TASK TO COMPLETE |
Reproduce all entries verbatim, with nothing added or dropped.

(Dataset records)
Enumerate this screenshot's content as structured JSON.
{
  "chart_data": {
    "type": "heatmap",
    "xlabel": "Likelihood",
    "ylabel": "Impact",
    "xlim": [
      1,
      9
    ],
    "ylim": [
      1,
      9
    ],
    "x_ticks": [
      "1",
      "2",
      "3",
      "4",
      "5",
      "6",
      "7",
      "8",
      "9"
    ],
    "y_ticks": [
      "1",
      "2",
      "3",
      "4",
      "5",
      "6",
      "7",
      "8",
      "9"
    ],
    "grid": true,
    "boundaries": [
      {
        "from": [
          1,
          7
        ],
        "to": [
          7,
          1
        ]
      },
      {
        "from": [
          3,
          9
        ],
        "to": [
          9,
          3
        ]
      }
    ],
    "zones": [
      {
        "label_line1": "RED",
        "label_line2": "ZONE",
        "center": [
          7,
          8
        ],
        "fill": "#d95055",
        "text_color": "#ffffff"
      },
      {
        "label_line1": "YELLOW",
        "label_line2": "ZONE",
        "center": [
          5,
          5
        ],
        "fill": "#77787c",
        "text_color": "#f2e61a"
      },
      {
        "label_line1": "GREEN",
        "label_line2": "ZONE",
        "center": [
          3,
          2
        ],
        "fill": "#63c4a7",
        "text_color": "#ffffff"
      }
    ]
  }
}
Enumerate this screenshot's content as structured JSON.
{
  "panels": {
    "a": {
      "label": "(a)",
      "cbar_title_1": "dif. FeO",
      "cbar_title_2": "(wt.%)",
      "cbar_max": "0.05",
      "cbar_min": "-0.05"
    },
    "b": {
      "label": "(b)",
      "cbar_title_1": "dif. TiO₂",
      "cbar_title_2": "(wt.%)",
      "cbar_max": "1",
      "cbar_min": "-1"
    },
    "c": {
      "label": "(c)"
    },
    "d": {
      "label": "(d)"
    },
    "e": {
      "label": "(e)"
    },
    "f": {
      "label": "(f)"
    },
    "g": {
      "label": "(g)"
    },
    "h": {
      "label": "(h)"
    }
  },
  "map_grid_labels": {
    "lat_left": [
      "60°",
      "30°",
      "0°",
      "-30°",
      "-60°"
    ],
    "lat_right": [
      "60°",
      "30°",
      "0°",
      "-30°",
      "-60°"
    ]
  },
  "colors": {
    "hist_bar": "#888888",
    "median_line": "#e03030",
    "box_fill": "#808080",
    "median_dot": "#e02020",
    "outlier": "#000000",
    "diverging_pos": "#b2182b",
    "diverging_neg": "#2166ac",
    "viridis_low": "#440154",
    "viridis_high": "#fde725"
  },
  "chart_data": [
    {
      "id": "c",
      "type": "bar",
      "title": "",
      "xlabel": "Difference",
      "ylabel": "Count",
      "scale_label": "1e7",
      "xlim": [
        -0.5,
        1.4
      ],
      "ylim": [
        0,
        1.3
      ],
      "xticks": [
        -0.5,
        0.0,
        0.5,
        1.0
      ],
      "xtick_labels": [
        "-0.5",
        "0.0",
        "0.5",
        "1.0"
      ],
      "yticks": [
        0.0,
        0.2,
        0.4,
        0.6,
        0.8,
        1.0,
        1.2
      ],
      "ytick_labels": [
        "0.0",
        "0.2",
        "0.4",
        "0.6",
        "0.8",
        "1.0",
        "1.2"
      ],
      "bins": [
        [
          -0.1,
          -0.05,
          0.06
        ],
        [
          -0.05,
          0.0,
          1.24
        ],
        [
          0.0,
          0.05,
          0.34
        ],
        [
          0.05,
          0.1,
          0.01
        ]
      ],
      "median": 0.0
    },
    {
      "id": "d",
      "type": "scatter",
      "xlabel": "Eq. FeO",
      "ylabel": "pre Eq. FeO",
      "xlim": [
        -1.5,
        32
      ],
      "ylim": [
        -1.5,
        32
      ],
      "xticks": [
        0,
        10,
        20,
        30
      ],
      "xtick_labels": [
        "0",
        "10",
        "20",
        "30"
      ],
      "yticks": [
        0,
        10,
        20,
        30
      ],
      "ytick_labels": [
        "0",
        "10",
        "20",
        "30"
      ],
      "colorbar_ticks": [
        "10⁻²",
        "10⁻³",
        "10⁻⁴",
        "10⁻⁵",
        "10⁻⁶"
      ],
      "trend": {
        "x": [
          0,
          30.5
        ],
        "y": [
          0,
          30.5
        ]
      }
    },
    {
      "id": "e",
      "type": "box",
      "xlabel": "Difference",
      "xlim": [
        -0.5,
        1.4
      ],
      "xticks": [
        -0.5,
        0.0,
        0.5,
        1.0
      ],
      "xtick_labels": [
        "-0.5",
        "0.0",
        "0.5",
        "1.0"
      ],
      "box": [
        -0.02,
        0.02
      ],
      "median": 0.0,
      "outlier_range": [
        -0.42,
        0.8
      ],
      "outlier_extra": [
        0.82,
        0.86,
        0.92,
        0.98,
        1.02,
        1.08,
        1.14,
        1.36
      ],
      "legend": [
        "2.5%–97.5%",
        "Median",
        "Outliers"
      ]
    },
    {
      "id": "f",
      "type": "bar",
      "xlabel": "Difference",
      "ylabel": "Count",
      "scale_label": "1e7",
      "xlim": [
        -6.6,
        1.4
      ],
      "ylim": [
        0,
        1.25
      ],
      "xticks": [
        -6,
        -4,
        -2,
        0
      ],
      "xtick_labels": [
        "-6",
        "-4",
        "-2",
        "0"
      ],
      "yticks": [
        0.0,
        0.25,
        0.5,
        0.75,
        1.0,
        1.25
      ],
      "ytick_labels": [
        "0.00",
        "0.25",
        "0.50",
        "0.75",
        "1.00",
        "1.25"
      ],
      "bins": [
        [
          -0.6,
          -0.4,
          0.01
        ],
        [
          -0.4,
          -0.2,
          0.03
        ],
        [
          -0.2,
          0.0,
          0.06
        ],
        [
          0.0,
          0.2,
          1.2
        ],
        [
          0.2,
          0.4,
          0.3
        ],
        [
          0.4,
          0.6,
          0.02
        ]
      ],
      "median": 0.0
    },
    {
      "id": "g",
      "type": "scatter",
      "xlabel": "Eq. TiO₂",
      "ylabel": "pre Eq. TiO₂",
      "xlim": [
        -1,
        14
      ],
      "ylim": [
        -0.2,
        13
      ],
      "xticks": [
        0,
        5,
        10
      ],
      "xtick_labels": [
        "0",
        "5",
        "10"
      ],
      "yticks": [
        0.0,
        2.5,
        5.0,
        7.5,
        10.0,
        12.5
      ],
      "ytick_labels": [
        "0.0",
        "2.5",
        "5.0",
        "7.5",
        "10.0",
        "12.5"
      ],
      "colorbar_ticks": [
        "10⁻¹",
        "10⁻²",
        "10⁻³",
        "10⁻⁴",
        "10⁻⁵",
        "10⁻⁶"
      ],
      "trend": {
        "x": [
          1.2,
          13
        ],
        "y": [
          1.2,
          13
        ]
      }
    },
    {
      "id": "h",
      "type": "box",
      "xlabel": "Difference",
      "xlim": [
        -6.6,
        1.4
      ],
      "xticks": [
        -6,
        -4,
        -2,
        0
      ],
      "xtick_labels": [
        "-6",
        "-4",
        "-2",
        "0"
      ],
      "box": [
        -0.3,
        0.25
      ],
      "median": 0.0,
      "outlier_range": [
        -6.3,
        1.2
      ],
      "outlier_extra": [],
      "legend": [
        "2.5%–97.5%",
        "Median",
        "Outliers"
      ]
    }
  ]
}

TASK ANSWER |
Enumerate this screenshot's content as structured JSON.
{
  "chart_data": {
    "type": "heatmap",
    "xlabel": "Likelihood",
    "ylabel": "Impact",
    "xlim": [
      1,
      9
    ],
    "ylim": [
      1,
      9
    ],
    "x_ticks": [
      "1",
      "2",
      "3",
      "4",
      "5",
      "6",
      "7",
      "8",
      "9"
    ],
    "y_ticks": [
      "1",
      "2",
      "3",
      "4",
      "5",
      "6",
      "7",
      "8",
      "9"
    ],
    "grid": true,
    "boundaries": [
      {
        "from": [
          1,
          7
        ],
        "to": [
          7,
          1
        ]
      },
      {
        "from": [
          3,
          9
        ],
        "to": [
          9,
          3
        ]
      }
    ],
    "zones": [
      {
        "label_line1": "RED",
        "label_line2": "ZONE",
        "center": [
          7,
          8
        ],
        "fill": "#d95055",
        "text_color": "#ffffff"
      },
      {
        "label_line1": "YELLOW",
        "label_line2": "ZONE",
        "center": [
          5,
          5
        ],
        "fill": "#77787c",
        "text_color": "#f2e61a"
      },
      {
        "label_line1": "GREEN",
        "label_line2": "ZONE",
        "center": [
          3,
          2
        ],
        "fill": "#63c4a7",
        "text_color": "#ffffff"
      }
    ]
  }
}
Enumerate this screenshot's content as structured JSON.
{
  "panels": {
    "a": {
      "label": "(a)",
      "cbar_title_1": "dif. FeO",
      "cbar_title_2": "(wt.%)",
      "cbar_max": "0.05",
      "cbar_min": "-0.05"
    },
    "b": {
      "label": "(b)",
      "cbar_title_1": "dif. TiO₂",
      "cbar_title_2": "(wt.%)",
      "cbar_max": "1",
      "cbar_min": "-1"
    },
    "c": {
      "label": "(c)"
    },
    "d": {
      "label": "(d)"
    },
    "e": {
      "label": "(e)"
    },
    "f": {
      "label": "(f)"
    },
    "g": {
      "label": "(g)"
    },
    "h": {
      "label": "(h)"
    }
  },
  "map_grid_labels": {
    "lat_left": [
      "60°",
      "30°",
      "0°",
      "-30°",
      "-60°"
    ],
    "lat_right": [
      "60°",
      "30°",
      "0°",
      "-30°",
      "-60°"
    ]
  },
  "colors": {
    "hist_bar": "#888888",
    "median_line": "#e03030",
    "box_fill": "#808080",
    "median_dot": "#e02020",
    "outlier": "#000000",
    "diverging_pos": "#b2182b",
    "diverging_neg": "#2166ac",
    "viridis_low": "#440154",
    "viridis_high": "#fde725"
  },
  "chart_data": [
    {
      "id": "c",
      "type": "bar",
      "title": "",
      "xlabel": "Difference",
      "ylabel": "Count",
      "scale_label": "1e7",
      "xlim": [
        -0.5,
        1.4
      ],
      "ylim": [
        0,
        1.3
      ],
      "xticks": [
        -0.5,
        0.0,
        0.5,
        1.0
      ],
      "xtick_labels": [
        "-0.5",
        "0.0",
        "0.5",
        "1.0"
      ],
      "yticks": [
        0.0,
        0.2,
        0.4,
        0.6,
        0.8,
        1.0,
        1.2
      ],
      "ytick_labels": [
        "0.0",
        "0.2",
        "0.4",
        "0.6",
        "0.8",
        "1.0",
        "1.2"
      ],
      "bins": [
        [
          -0.1,
          -0.05,
          0.06
        ],
        [
          -0.05,
          0.0,
          1.24
        ],
        [
          0.0,
          0.05,
          0.34
        ],
        [
          0.05,
          0.1,
          0.01
        ]
      ],
      "median": 0.0
    },
    {
      "id": "d",
      "type": "scatter",
      "xlabel": "Eq. FeO",
      "ylabel": "pre Eq. FeO",
      "xlim": [
        -1.5,
        32
      ],
      "ylim": [
        -1.5,
        32
      ],
      "xticks": [
        0,
        10,
        20,
        30
      ],
      "xtick_labels": [
        "0",
        "10",
        "20",
        "30"
      ],
      "yticks": [
        0,
        10,
        20,
        30
      ],
      "ytick_labels": [
        "0",
        "10",
        "20",
        "30"
      ],
      "colorbar_ticks": [
        "10⁻²",
        "10⁻³",
        "10⁻⁴",
        "10⁻⁵",
        "10⁻⁶"
      ],
      "trend": {
        "x": [
          0,
          30.5
        ],
        "y": [
          0,
          30.5
        ]
      }
    },
    {
      "id": "e",
      "type": "box",
      "xlabel": "Difference",
      "xlim": [
        -0.5,
        1.4
      ],
      "xticks": [
        -0.5,
        0.0,
        0.5,
        1.0
      ],
      "xtick_labels": [
        "-0.5",
        "0.0",
        "0.5",
        "1.0"
      ],
      "box": [
        -0.02,
        0.02
      ],
      "median": 0.0,
      "outlier_range": [
        -0.42,
        0.8
      ],
      "outlier_extra": [
        0.82,
        0.86,
        0.92,
        0.98,
        1.02,
        1.08,
        1.14,
        1.36
      ],
      "legend": [
        "2.5%–97.5%",
        "Median",
        "Outliers"
      ]
    },
    {
      "id": "f",
      "type": "bar",
      "xlabel": "Difference",
      "ylabel": "Count",
      "scale_label": "1e7",
      "xlim": [
        -6.6,
        1.4
      ],
      "ylim": [
        0,
        1.25
      ],
      "xticks": [
        -6,
        -4,
        -2,
        0
      ],
      "xtick_labels": [
        "-6",
        "-4",
        "-2",
        "0"
      ],
      "yticks": [
        0.0,
        0.25,
        0.5,
        0.75,
        1.0,
        1.25
      ],
      "ytick_labels": [
        "0.00",
        "0.25",
        "0.50",
        "0.75",
        "1.00",
        "1.25"
      ],
      "bins": [
        [
          -0.6,
          -0.4,
          0.01
        ],
        [
          -0.4,
          -0.2,
          0.03
        ],
        [
          -0.2,
          0.0,
          0.06
        ],
        [
          0.0,
          0.2,
          1.2
        ],
        [
          0.2,
          0.4,
          0.3
        ],
        [
          0.4,
          0.6,
          0.02
        ]
      ],
      "median": 0.0
    },
    {
      "id": "g",
      "type": "scatter",
      "xlabel": "Eq. TiO₂",
      "ylabel": "pre Eq. TiO₂",
      "xlim": [
        -1,
        14
      ],
      "ylim": [
        -0.2,
        13
      ],
      "xticks": [
        0,
        5,
        10
      ],
      "xtick_labels": [
        "0",
        "5",
        "10"
      ],
      "yticks": [
        0.0,
        2.5,
        5.0,
        7.5,
        10.0,
        12.5
      ],
      "ytick_labels": [
        "0.0",
        "2.5",
        "5.0",
        "7.5",
        "10.0",
        "12.5"
      ],
      "colorbar_ticks": [
        "10⁻¹",
        "10⁻²",
        "10⁻³",
        "10⁻⁴",
        "10⁻⁵",
        "10⁻⁶"
      ],
      "trend": {
        "x": [
          1.2,
          13
        ],
        "y": [
          1.2,
          13
        ]
      }
    },
    {
      "id": "h",
      "type": "box",
      "xlabel": "Difference",
      "xlim": [
        -6.6,
        1.4
      ],
      "xticks": [
        -6,
        -4,
        -2,
        0
      ],
      "xtick_labels": [
        "-6",
        "-4",
        "-2",
        "0"
      ],
      "box": [
        -0.3,
        0.25
      ],
      "median": 0.0,
      "outlier_range": [
        -6.3,
        1.2
      ],
      "outlier_extra": [],
      "legend": [
        "2.5%–97.5%",
        "Median",
        "Outliers"
      ]
    }
  ]
}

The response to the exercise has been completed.